Task details
Omit every picture and output the rest of the records exactly as they are.

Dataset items
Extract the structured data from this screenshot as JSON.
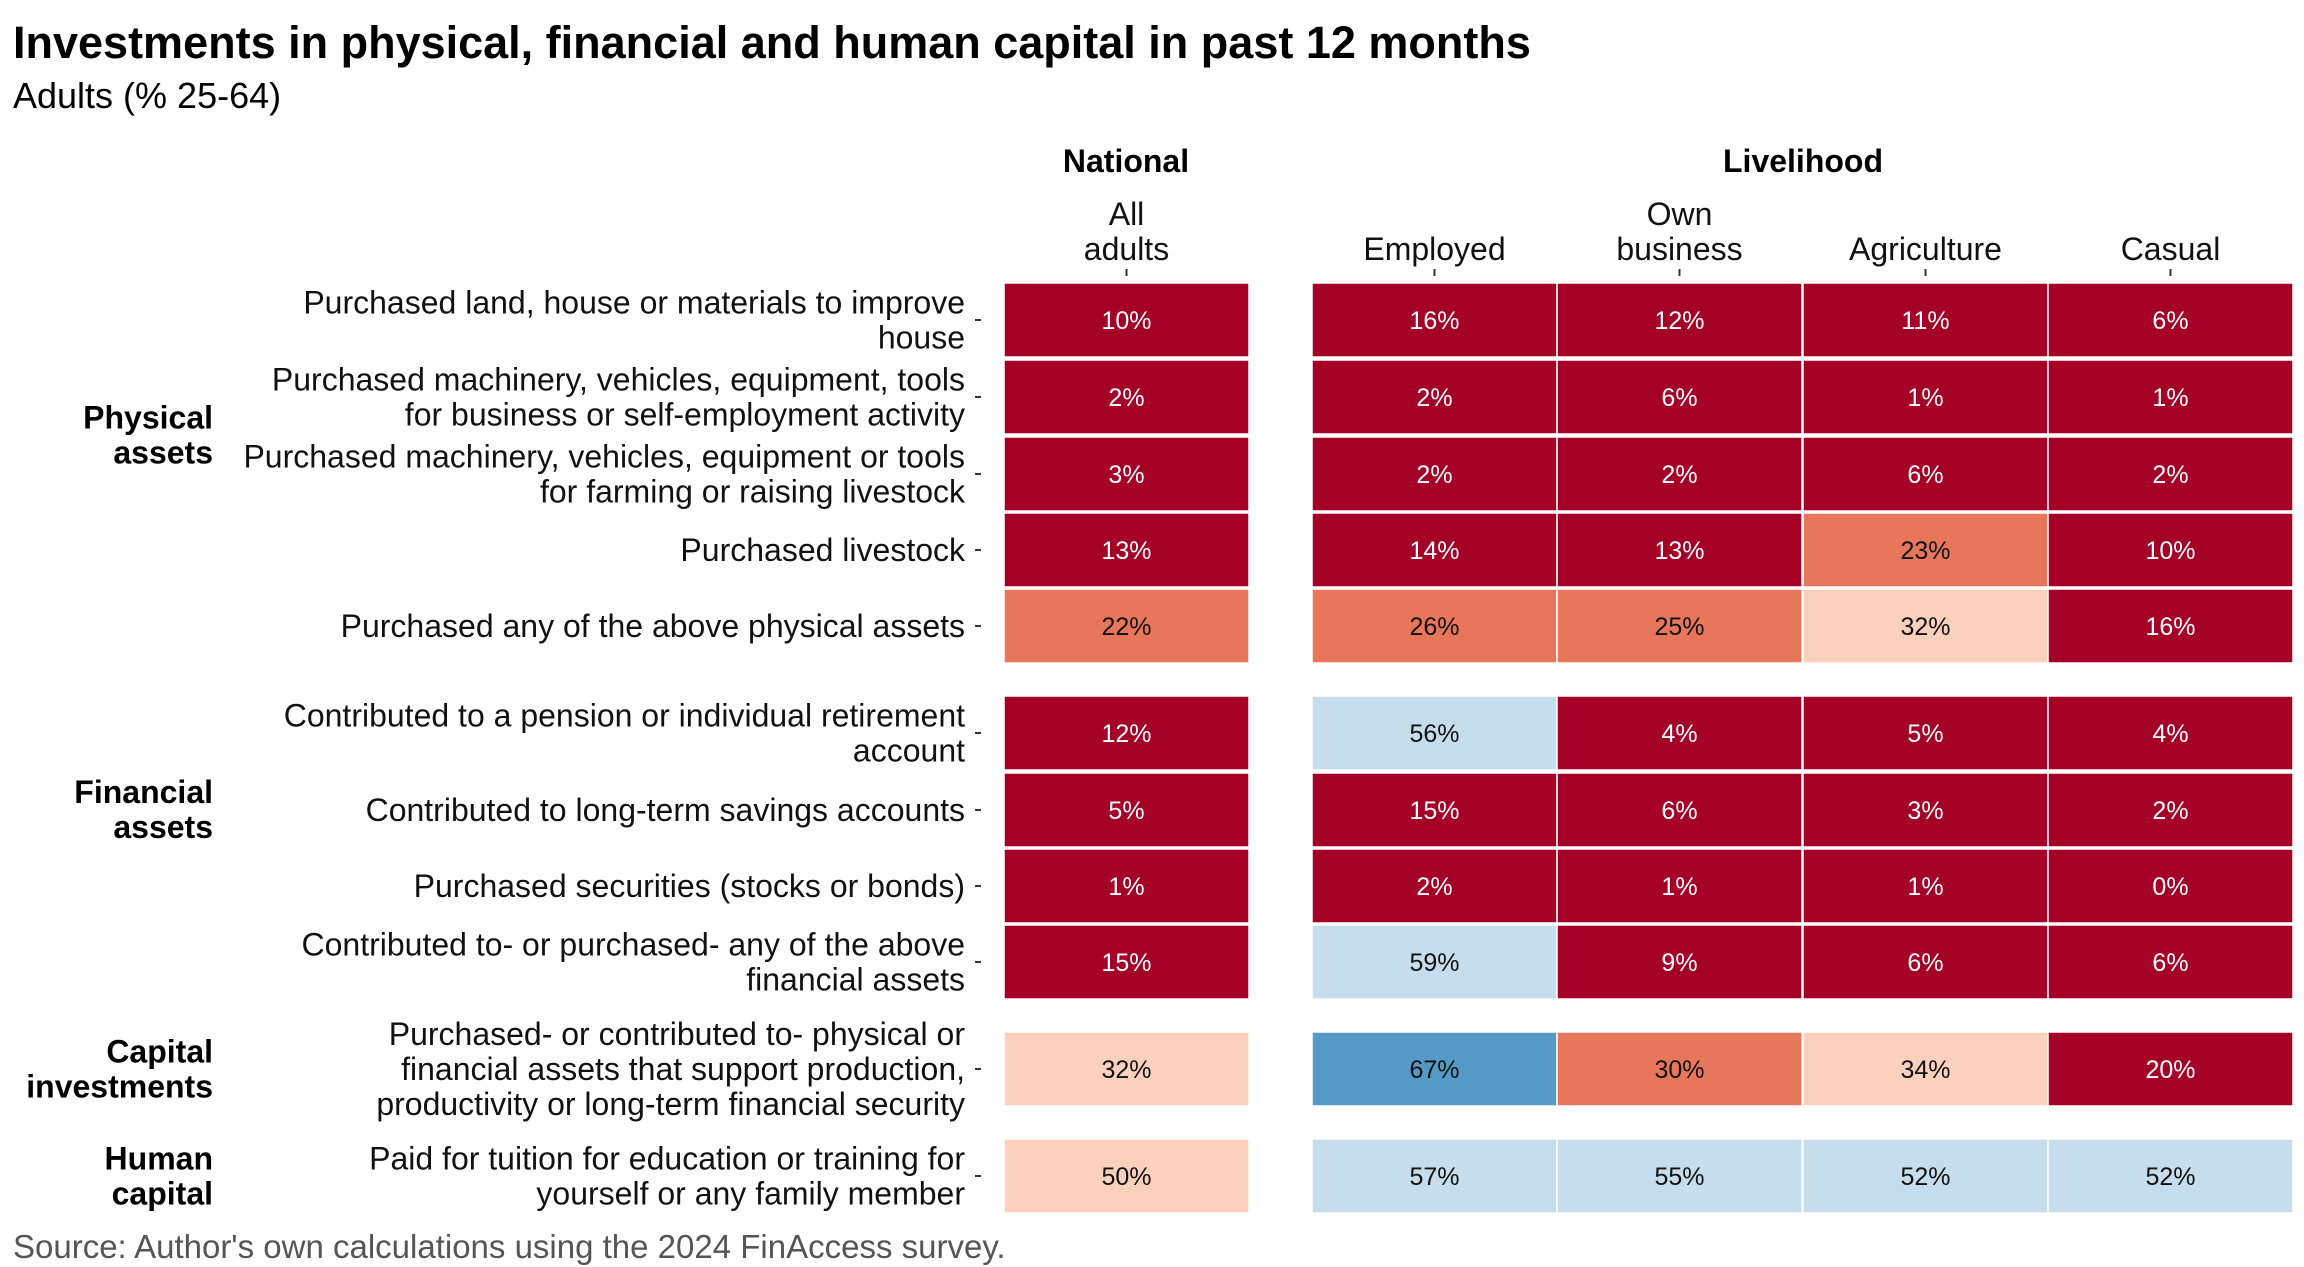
{
  "chart_data": {
    "type": "heatmap",
    "title": "Investments in physical, financial and human capital in past 12 months",
    "subtitle": "Adults (% 25-64)",
    "caption": "Source: Author's own calculations using the 2024 FinAccess survey.",
    "column_groups": [
      {
        "name": "National",
        "columns": [
          "All\nadults"
        ]
      },
      {
        "name": "Livelihood",
        "columns": [
          "Employed",
          "Own\nbusiness",
          "Agriculture",
          "Casual"
        ]
      }
    ],
    "sections": [
      {
        "name": "Physical\nassets",
        "rows": [
          0,
          1,
          2,
          3
        ]
      },
      {
        "name": "Financial\nassets",
        "rows": [
          5,
          6,
          7
        ]
      },
      {
        "name": "Capital\ninvestments",
        "rows": [
          9
        ]
      },
      {
        "name": "Human\ncapital",
        "rows": [
          10
        ]
      }
    ],
    "rows": [
      {
        "label": "Purchased land, house or materials to improve\nhouse",
        "values": [
          10,
          16,
          12,
          11,
          6
        ]
      },
      {
        "label": "Purchased machinery, vehicles, equipment, tools\nfor business or self-employment activity",
        "values": [
          2,
          2,
          6,
          1,
          1
        ]
      },
      {
        "label": "Purchased machinery, vehicles, equipment or tools\nfor farming or raising livestock",
        "values": [
          3,
          2,
          2,
          6,
          2
        ]
      },
      {
        "label": "Purchased livestock",
        "values": [
          13,
          14,
          13,
          23,
          10
        ]
      },
      {
        "label": "Purchased any of the above physical assets",
        "values": [
          22,
          26,
          25,
          32,
          16
        ]
      },
      {
        "label": "Contributed to a pension or individual retirement\naccount",
        "values": [
          12,
          56,
          4,
          5,
          4
        ]
      },
      {
        "label": "Contributed to long-term savings accounts",
        "values": [
          5,
          15,
          6,
          3,
          2
        ]
      },
      {
        "label": "Purchased securities (stocks or bonds)",
        "values": [
          1,
          2,
          1,
          1,
          0
        ]
      },
      {
        "label": "Contributed to- or purchased- any of the above\nfinancial assets",
        "values": [
          15,
          59,
          9,
          6,
          6
        ]
      },
      {
        "label": "Purchased- or contributed to- physical or\nfinancial assets that support production,\nproductivity or long-term financial security",
        "values": [
          32,
          67,
          30,
          34,
          20
        ]
      },
      {
        "label": "Paid for tuition for education or training for\nyourself or any family member",
        "values": [
          50,
          57,
          55,
          52,
          52
        ]
      }
    ],
    "value_suffix": "%",
    "color_scale": [
      {
        "max": 20,
        "color": "#a50026",
        "text": "#ffffff"
      },
      {
        "max": 30,
        "color": "#e8765a",
        "text": "#111111"
      },
      {
        "max": 50,
        "color": "#fbd0bc",
        "text": "#111111"
      },
      {
        "max": 60,
        "color": "#c5ddec",
        "text": "#111111"
      },
      {
        "max": 101,
        "color": "#5599c7",
        "text": "#111111"
      }
    ]
  }
}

Reply to the task
Extract the structured data from this screenshot as JSON.
{
  "chart_data": {
    "type": "heatmap",
    "title": "Investments in physical, financial and human capital in past 12 months",
    "subtitle": "Adults (% 25-64)",
    "caption": "Source: Author's own calculations using the 2024 FinAccess survey.",
    "column_groups": [
      {
        "name": "National",
        "columns": [
          "All\nadults"
        ]
      },
      {
        "name": "Livelihood",
        "columns": [
          "Employed",
          "Own\nbusiness",
          "Agriculture",
          "Casual"
        ]
      }
    ],
    "sections": [
      {
        "name": "Physical\nassets",
        "rows": [
          0,
          1,
          2,
          3
        ]
      },
      {
        "name": "Financial\nassets",
        "rows": [
          5,
          6,
          7
        ]
      },
      {
        "name": "Capital\ninvestments",
        "rows": [
          9
        ]
      },
      {
        "name": "Human\ncapital",
        "rows": [
          10
        ]
      }
    ],
    "rows": [
      {
        "label": "Purchased land, house or materials to improve\nhouse",
        "values": [
          10,
          16,
          12,
          11,
          6
        ]
      },
      {
        "label": "Purchased machinery, vehicles, equipment, tools\nfor business or self-employment activity",
        "values": [
          2,
          2,
          6,
          1,
          1
        ]
      },
      {
        "label": "Purchased machinery, vehicles, equipment or tools\nfor farming or raising livestock",
        "values": [
          3,
          2,
          2,
          6,
          2
        ]
      },
      {
        "label": "Purchased livestock",
        "values": [
          13,
          14,
          13,
          23,
          10
        ]
      },
      {
        "label": "Purchased any of the above physical assets",
        "values": [
          22,
          26,
          25,
          32,
          16
        ]
      },
      {
        "label": "Contributed to a pension or individual retirement\naccount",
        "values": [
          12,
          56,
          4,
          5,
          4
        ]
      },
      {
        "label": "Contributed to long-term savings accounts",
        "values": [
          5,
          15,
          6,
          3,
          2
        ]
      },
      {
        "label": "Purchased securities (stocks or bonds)",
        "values": [
          1,
          2,
          1,
          1,
          0
        ]
      },
      {
        "label": "Contributed to- or purchased- any of the above\nfinancial assets",
        "values": [
          15,
          59,
          9,
          6,
          6
        ]
      },
      {
        "label": "Purchased- or contributed to- physical or\nfinancial assets that support production,\nproductivity or long-term financial security",
        "values": [
          32,
          67,
          30,
          34,
          20
        ]
      },
      {
        "label": "Paid for tuition for education or training for\nyourself or any family member",
        "values": [
          50,
          57,
          55,
          52,
          52
        ]
      }
    ],
    "value_suffix": "%",
    "color_scale": [
      {
        "max": 20,
        "color": "#a50026",
        "text": "#ffffff"
      },
      {
        "max": 30,
        "color": "#e8765a",
        "text": "#111111"
      },
      {
        "max": 50,
        "color": "#fbd0bc",
        "text": "#111111"
      },
      {
        "max": 60,
        "color": "#c5ddec",
        "text": "#111111"
      },
      {
        "max": 101,
        "color": "#5599c7",
        "text": "#111111"
      }
    ]
  }
}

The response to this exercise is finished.